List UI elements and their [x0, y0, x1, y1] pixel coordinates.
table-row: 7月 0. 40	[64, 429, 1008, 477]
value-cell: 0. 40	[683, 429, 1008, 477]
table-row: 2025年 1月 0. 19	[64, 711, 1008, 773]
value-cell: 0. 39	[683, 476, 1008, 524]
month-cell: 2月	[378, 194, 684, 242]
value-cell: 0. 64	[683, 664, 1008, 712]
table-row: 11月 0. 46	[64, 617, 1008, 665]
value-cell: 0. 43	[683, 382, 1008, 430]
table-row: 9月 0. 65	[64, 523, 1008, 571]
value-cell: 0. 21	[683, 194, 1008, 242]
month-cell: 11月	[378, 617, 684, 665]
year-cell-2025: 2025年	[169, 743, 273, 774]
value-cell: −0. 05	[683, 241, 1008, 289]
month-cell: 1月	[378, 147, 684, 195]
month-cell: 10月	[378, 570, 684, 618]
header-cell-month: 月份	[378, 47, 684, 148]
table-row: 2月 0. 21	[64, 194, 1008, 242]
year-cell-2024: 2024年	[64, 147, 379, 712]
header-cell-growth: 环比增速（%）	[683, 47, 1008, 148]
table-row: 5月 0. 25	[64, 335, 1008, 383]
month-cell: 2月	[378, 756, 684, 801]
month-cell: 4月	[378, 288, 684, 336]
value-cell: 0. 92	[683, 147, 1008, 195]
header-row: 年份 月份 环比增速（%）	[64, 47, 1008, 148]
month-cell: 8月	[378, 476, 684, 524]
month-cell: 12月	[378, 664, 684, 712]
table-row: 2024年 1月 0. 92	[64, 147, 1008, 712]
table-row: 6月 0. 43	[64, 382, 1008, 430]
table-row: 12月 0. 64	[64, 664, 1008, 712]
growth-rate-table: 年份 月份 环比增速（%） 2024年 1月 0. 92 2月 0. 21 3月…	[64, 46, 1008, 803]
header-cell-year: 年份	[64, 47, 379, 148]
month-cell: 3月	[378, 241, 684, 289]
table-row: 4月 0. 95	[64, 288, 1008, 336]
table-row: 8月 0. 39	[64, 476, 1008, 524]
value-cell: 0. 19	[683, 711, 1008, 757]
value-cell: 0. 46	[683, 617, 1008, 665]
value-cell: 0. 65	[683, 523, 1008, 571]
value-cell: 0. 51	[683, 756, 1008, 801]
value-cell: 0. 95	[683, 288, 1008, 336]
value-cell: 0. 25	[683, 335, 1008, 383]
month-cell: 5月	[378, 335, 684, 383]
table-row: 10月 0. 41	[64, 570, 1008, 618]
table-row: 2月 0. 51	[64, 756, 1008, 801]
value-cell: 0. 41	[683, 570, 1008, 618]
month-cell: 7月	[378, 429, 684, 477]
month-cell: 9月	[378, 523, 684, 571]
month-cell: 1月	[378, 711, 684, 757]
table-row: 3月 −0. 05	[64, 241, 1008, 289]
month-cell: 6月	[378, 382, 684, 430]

________________

◆ **Set problem**
Reproduce the records above verbatim, from their first line up to and including the line that contains "743, 273, 774]".

◆ **Exercise answer**
List UI elements and their [x0, y0, x1, y1] pixel coordinates.
table-row: 7月 0. 40	[64, 429, 1008, 477]
value-cell: 0. 40	[683, 429, 1008, 477]
table-row: 2025年 1月 0. 19	[64, 711, 1008, 773]
value-cell: 0. 39	[683, 476, 1008, 524]
month-cell: 2月	[378, 194, 684, 242]
value-cell: 0. 64	[683, 664, 1008, 712]
table-row: 11月 0. 46	[64, 617, 1008, 665]
value-cell: 0. 43	[683, 382, 1008, 430]
table-row: 9月 0. 65	[64, 523, 1008, 571]
value-cell: 0. 21	[683, 194, 1008, 242]
month-cell: 11月	[378, 617, 684, 665]
year-cell-2025: 2025年	[169, 743, 273, 774]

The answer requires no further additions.